REQUIREMENTS> In your copy, leave out the pictures and repeat the entries below exactly.

INPUT ROWS>
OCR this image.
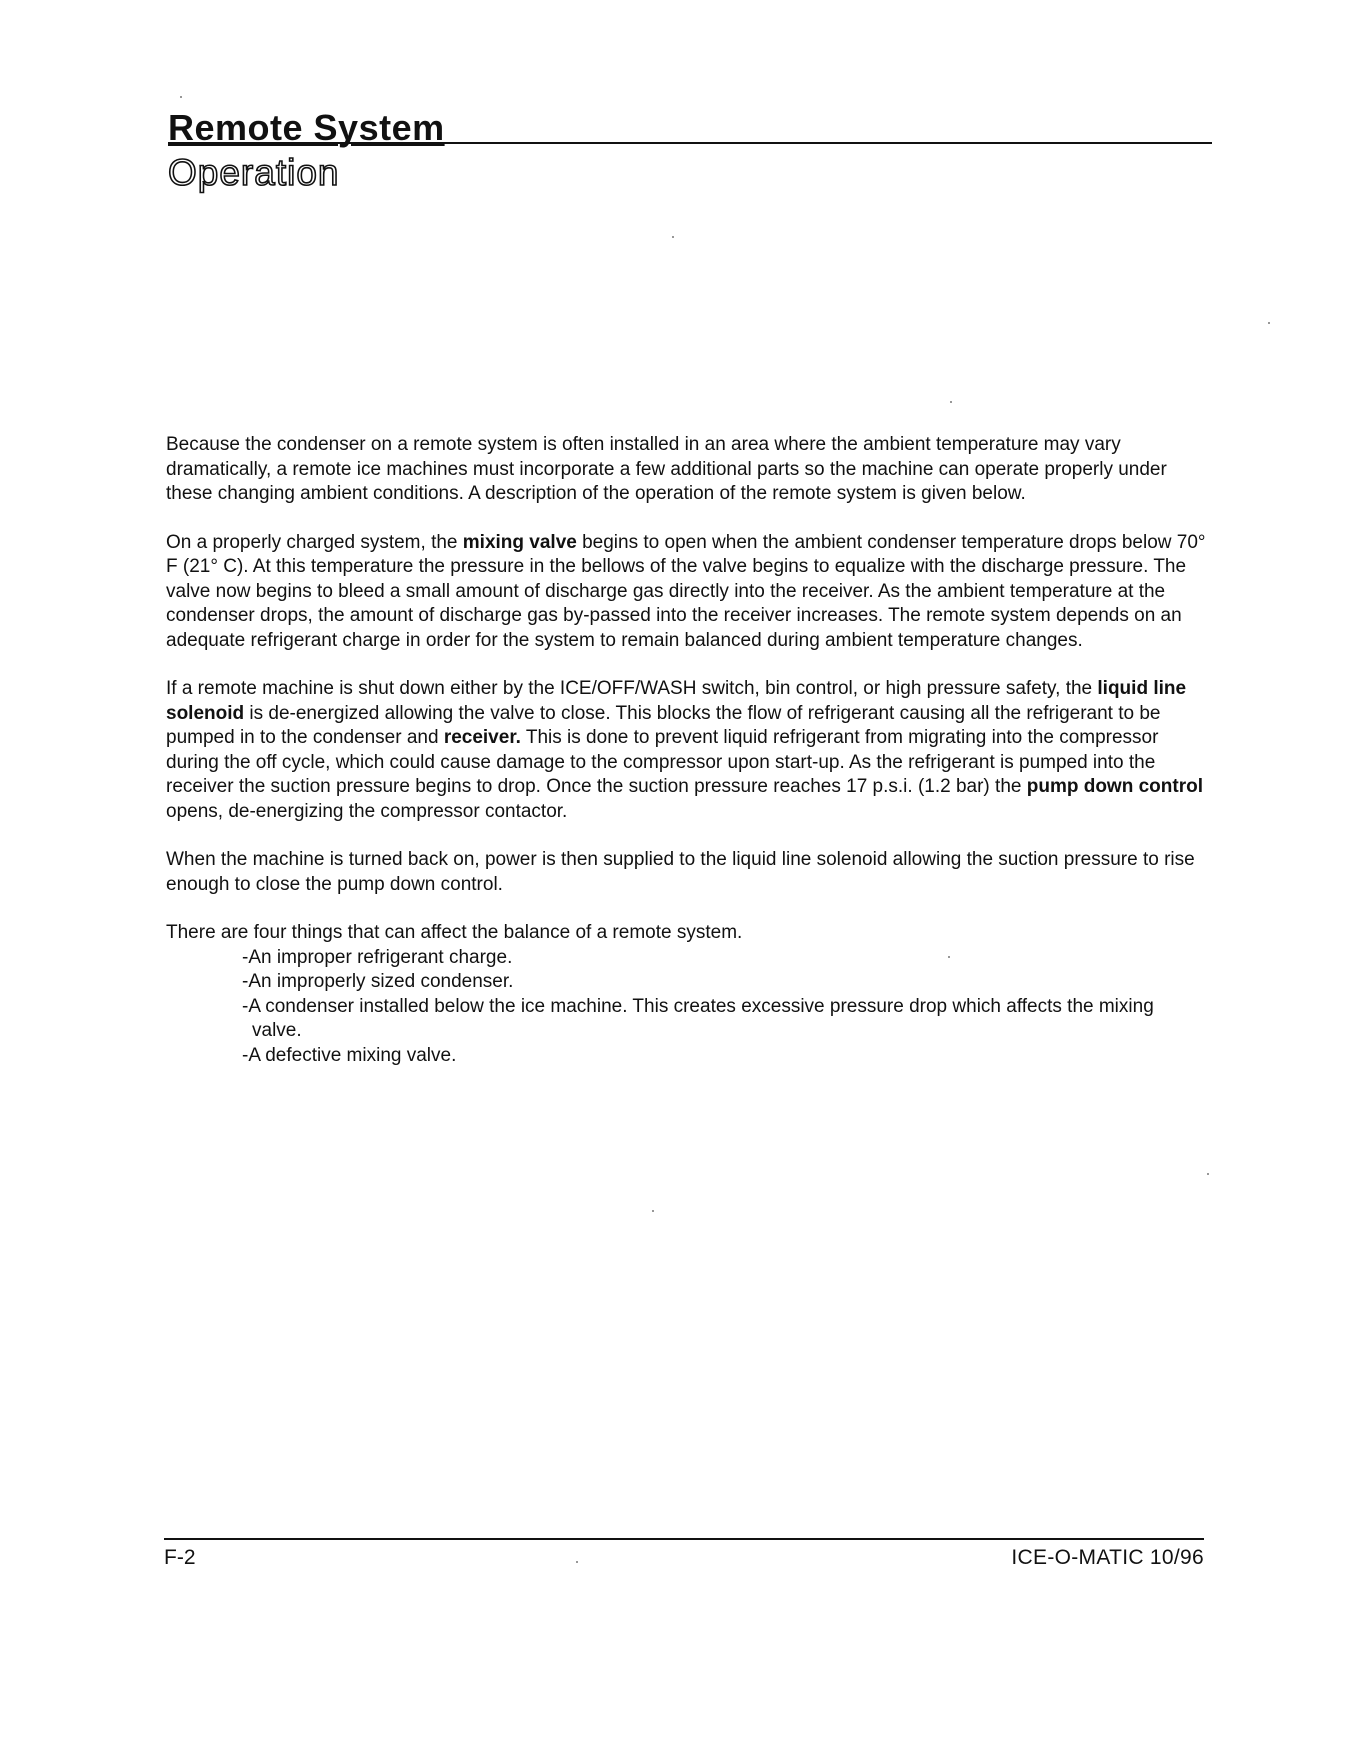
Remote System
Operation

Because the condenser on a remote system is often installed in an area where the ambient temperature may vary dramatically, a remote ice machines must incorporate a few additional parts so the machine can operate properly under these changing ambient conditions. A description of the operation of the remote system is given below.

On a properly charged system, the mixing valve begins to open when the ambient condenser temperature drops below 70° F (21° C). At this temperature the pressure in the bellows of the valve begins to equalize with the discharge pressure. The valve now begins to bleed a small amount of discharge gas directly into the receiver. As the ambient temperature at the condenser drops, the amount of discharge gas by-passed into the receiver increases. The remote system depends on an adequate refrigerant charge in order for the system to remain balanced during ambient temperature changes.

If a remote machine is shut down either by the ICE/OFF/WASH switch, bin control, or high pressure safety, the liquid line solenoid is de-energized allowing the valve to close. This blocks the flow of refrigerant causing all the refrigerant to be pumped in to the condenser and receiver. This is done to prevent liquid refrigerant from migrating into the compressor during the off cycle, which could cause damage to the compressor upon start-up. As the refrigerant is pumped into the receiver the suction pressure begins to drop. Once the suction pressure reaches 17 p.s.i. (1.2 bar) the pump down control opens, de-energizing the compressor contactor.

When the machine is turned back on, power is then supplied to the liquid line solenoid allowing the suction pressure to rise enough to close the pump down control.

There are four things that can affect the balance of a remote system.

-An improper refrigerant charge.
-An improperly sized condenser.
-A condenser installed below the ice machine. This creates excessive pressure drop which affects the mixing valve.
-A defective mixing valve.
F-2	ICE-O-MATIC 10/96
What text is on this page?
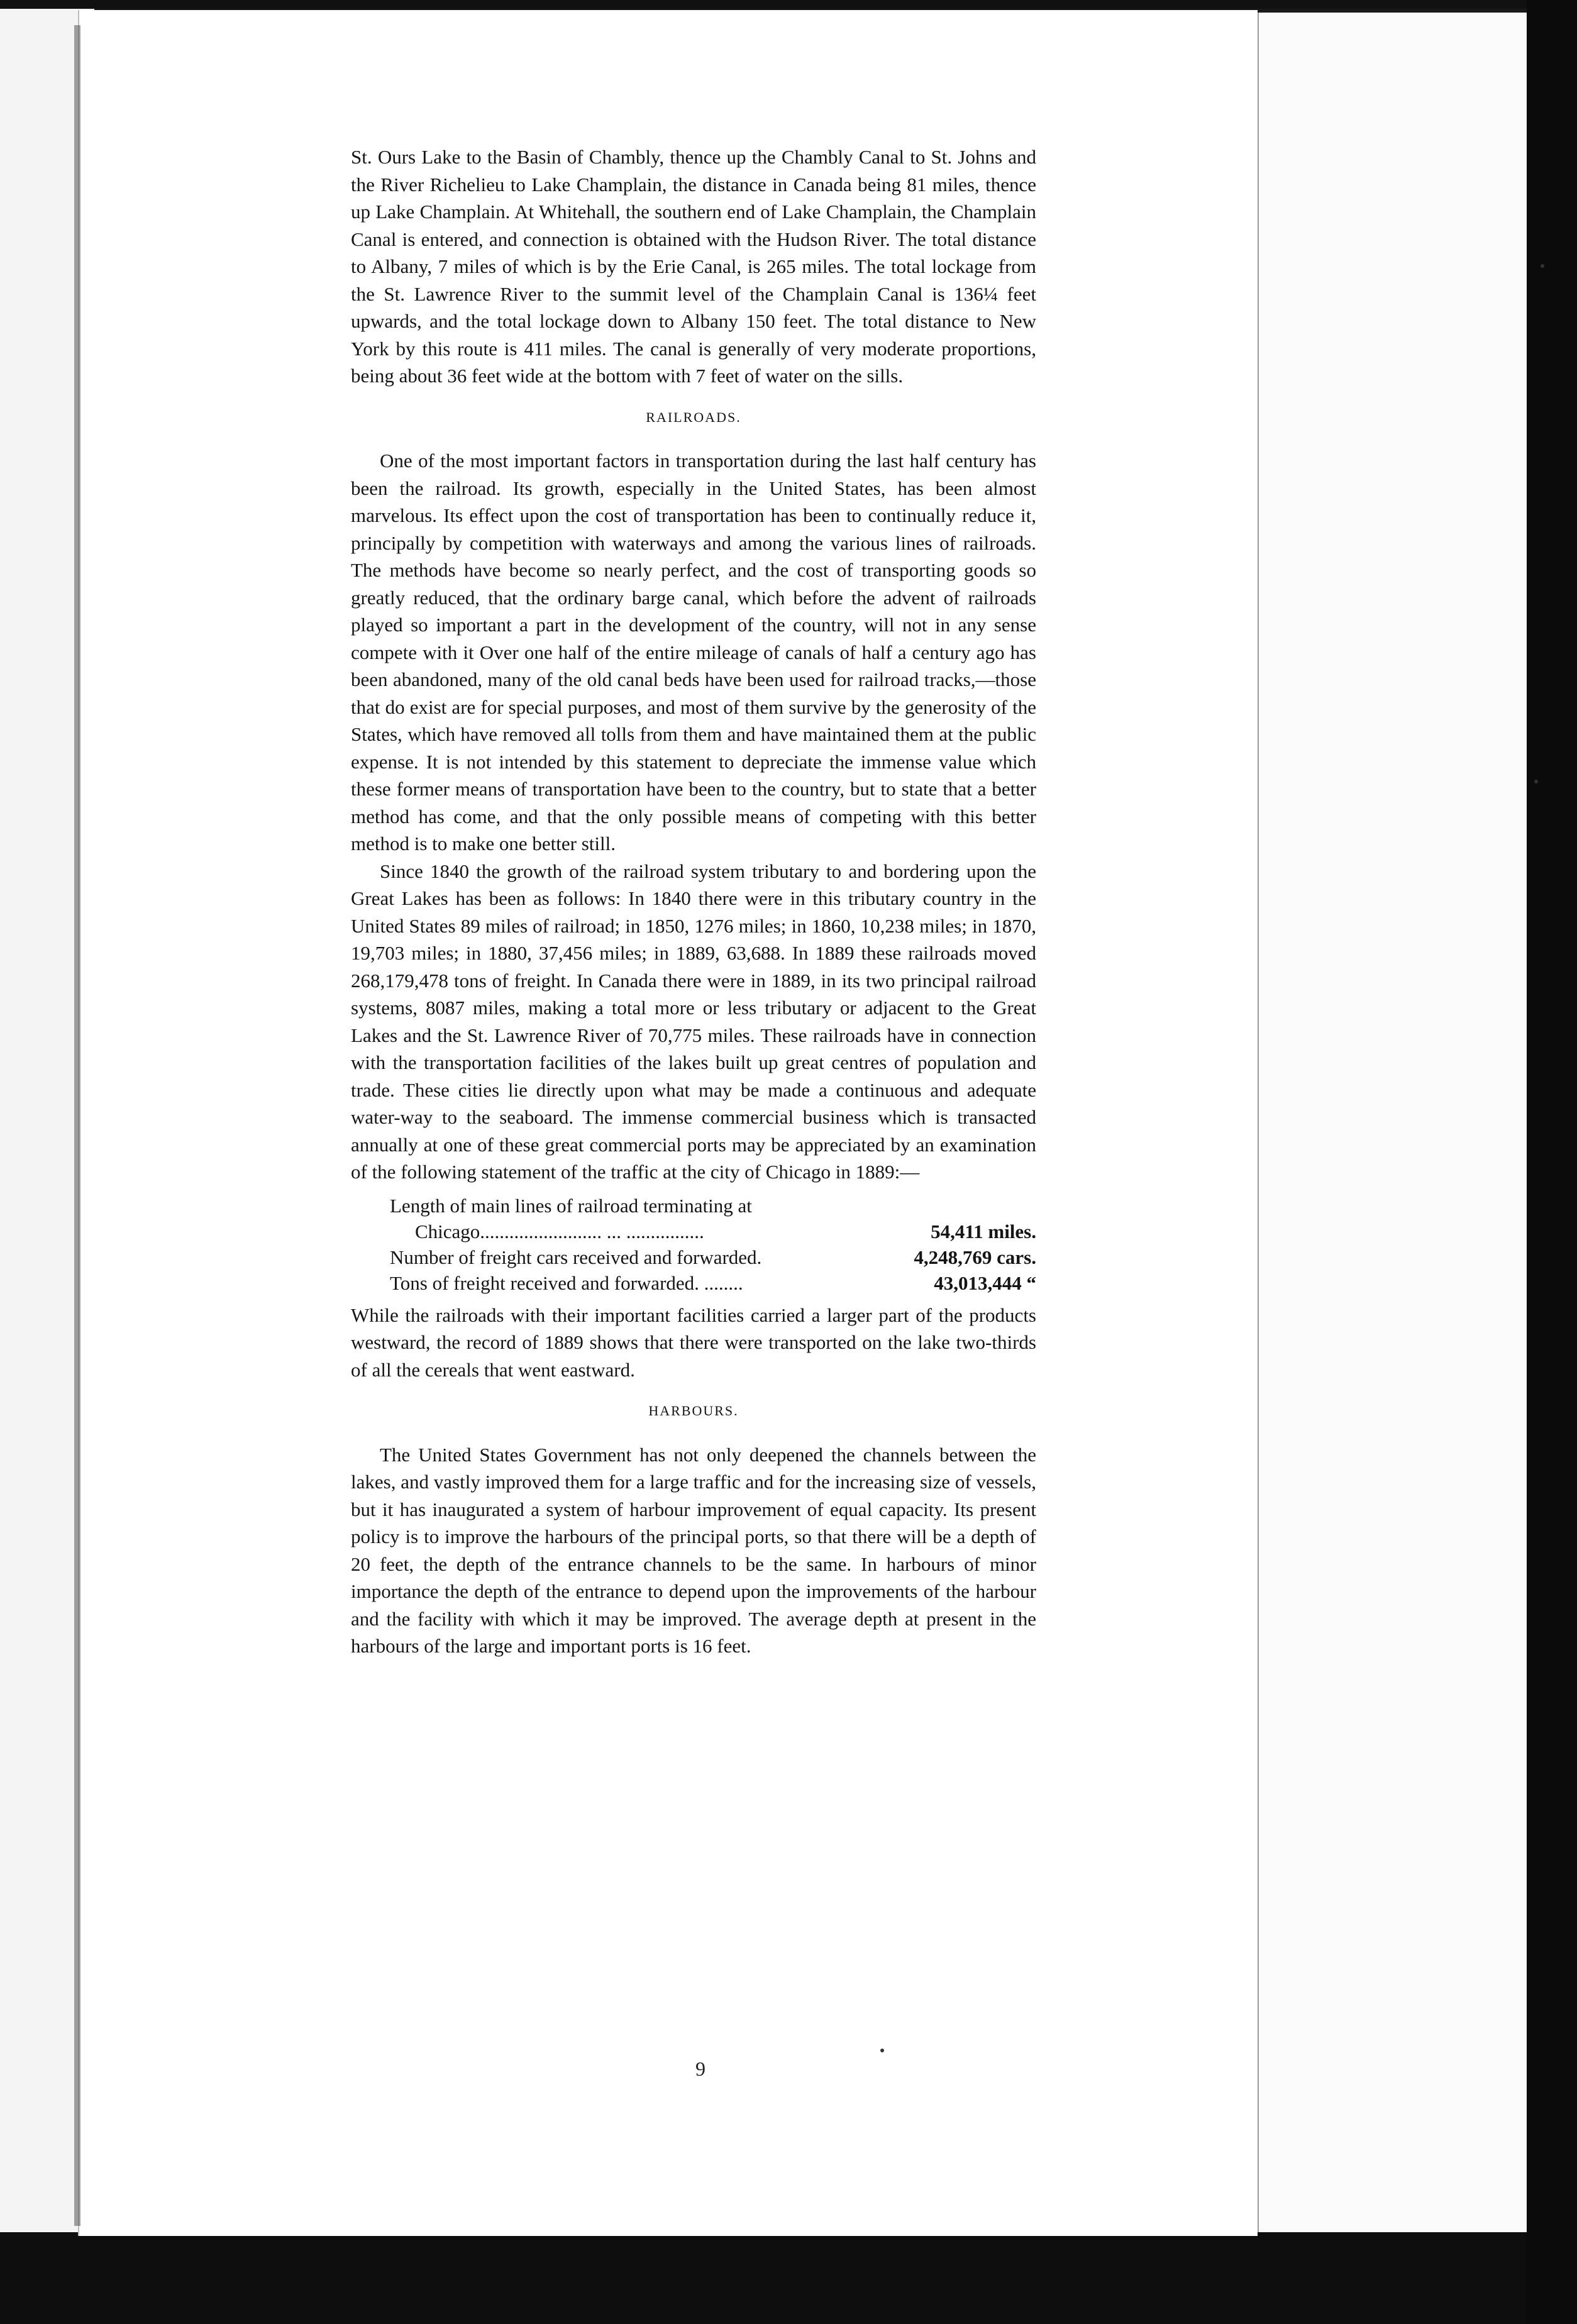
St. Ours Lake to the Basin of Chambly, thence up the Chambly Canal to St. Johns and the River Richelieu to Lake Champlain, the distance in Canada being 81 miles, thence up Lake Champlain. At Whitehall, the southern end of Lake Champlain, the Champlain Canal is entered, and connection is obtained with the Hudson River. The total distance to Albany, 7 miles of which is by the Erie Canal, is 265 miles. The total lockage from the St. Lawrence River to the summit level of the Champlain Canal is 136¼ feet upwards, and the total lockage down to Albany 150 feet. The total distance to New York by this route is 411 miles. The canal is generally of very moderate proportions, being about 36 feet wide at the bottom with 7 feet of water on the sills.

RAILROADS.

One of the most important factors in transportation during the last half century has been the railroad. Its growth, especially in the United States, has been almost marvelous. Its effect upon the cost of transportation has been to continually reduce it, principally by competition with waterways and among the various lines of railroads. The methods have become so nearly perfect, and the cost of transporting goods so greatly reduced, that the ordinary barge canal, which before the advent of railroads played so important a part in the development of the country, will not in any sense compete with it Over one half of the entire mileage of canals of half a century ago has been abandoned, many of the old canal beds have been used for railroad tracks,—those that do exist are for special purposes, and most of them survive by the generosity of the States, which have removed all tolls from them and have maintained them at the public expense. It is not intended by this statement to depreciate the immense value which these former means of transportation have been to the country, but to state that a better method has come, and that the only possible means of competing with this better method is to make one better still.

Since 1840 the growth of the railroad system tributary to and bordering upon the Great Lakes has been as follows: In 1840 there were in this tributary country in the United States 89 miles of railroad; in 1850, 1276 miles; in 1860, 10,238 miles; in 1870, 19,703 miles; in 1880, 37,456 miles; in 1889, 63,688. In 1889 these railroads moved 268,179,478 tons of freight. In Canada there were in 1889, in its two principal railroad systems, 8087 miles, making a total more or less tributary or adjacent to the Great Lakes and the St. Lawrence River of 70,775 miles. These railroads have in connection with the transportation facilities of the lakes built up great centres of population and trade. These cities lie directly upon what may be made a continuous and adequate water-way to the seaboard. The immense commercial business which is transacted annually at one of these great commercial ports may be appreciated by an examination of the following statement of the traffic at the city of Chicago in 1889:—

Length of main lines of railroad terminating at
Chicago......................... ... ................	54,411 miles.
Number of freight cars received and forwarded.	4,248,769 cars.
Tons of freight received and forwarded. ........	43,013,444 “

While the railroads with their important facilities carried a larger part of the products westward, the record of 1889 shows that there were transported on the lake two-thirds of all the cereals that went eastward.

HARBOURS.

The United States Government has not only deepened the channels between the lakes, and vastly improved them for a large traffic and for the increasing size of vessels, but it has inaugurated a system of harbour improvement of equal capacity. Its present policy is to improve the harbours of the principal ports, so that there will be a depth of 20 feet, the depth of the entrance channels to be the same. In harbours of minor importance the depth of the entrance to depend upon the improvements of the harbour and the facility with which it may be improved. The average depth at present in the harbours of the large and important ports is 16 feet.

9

TASK ANSWER>
OCR this image.
Remote System
Operation

Because the condenser on a remote system is often installed in an area where the ambient temperature may vary dramatically, a remote ice machines must incorporate a few additional parts so the machine can operate properly under these changing ambient conditions. A description of the operation of the remote system is given below.

On a properly charged system, the mixing valve begins to open when the ambient condenser temperature drops below 70° F (21° C). At this temperature the pressure in the bellows of the valve begins to equalize with the discharge pressure. The valve now begins to bleed a small amount of discharge gas directly into the receiver. As the ambient temperature at the condenser drops, the amount of discharge gas by-passed into the receiver increases. The remote system depends on an adequate refrigerant charge in order for the system to remain balanced during ambient temperature changes.

If a remote machine is shut down either by the ICE/OFF/WASH switch, bin control, or high pressure safety, the liquid line solenoid is de-energized allowing the valve to close. This blocks the flow of refrigerant causing all the refrigerant to be pumped in to the condenser and receiver. This is done to prevent liquid refrigerant from migrating into the compressor during the off cycle, which could cause damage to the compressor upon start-up. As the refrigerant is pumped into the receiver the suction pressure begins to drop. Once the suction pressure reaches 17 p.s.i. (1.2 bar) the pump down control opens, de-energizing the compressor contactor.

When the machine is turned back on, power is then supplied to the liquid line solenoid allowing the suction pressure to rise enough to close the pump down control.

There are four things that can affect the balance of a remote system.

-An improper refrigerant charge.
-An improperly sized condenser.
-A condenser installed below the ice machine. This creates excessive pressure drop which affects the mixing valve.
-A defective mixing valve.
F-2	ICE-O-MATIC 10/96
What text is on this page?
St. Ours Lake to the Basin of Chambly, thence up the Chambly Canal to St. Johns and the River Richelieu to Lake Champlain, the distance in Canada being 81 miles, thence up Lake Champlain. At Whitehall, the southern end of Lake Champlain, the Champlain Canal is entered, and connection is obtained with the Hudson River. The total distance to Albany, 7 miles of which is by the Erie Canal, is 265 miles. The total lockage from the St. Lawrence River to the summit level of the Champlain Canal is 136¼ feet upwards, and the total lockage down to Albany 150 feet. The total distance to New York by this route is 411 miles. The canal is generally of very moderate proportions, being about 36 feet wide at the bottom with 7 feet of water on the sills.

RAILROADS.

One of the most important factors in transportation during the last half century has been the railroad. Its growth, especially in the United States, has been almost marvelous. Its effect upon the cost of transportation has been to continually reduce it, principally by competition with waterways and among the various lines of railroads. The methods have become so nearly perfect, and the cost of transporting goods so greatly reduced, that the ordinary barge canal, which before the advent of railroads played so important a part in the development of the country, will not in any sense compete with it Over one half of the entire mileage of canals of half a century ago has been abandoned, many of the old canal beds have been used for railroad tracks,—those that do exist are for special purposes, and most of them survive by the generosity of the States, which have removed all tolls from them and have maintained them at the public expense. It is not intended by this statement to depreciate the immense value which these former means of transportation have been to the country, but to state that a better method has come, and that the only possible means of competing with this better method is to make one better still.

Since 1840 the growth of the railroad system tributary to and bordering upon the Great Lakes has been as follows: In 1840 there were in this tributary country in the United States 89 miles of railroad; in 1850, 1276 miles; in 1860, 10,238 miles; in 1870, 19,703 miles; in 1880, 37,456 miles; in 1889, 63,688. In 1889 these railroads moved 268,179,478 tons of freight. In Canada there were in 1889, in its two principal railroad systems, 8087 miles, making a total more or less tributary or adjacent to the Great Lakes and the St. Lawrence River of 70,775 miles. These railroads have in connection with the transportation facilities of the lakes built up great centres of population and trade. These cities lie directly upon what may be made a continuous and adequate water-way to the seaboard. The immense commercial business which is transacted annually at one of these great commercial ports may be appreciated by an examination of the following statement of the traffic at the city of Chicago in 1889:—

Length of main lines of railroad terminating at
Chicago......................... ... ................	54,411 miles.
Number of freight cars received and forwarded.	4,248,769 cars.
Tons of freight received and forwarded. ........	43,013,444 “

While the railroads with their important facilities carried a larger part of the products westward, the record of 1889 shows that there were transported on the lake two-thirds of all the cereals that went eastward.

HARBOURS.

The United States Government has not only deepened the channels between the lakes, and vastly improved them for a large traffic and for the increasing size of vessels, but it has inaugurated a system of harbour improvement of equal capacity. Its present policy is to improve the harbours of the principal ports, so that there will be a depth of 20 feet, the depth of the entrance channels to be the same. In harbours of minor importance the depth of the entrance to depend upon the improvements of the harbour and the facility with which it may be improved. The average depth at present in the harbours of the large and important ports is 16 feet.

9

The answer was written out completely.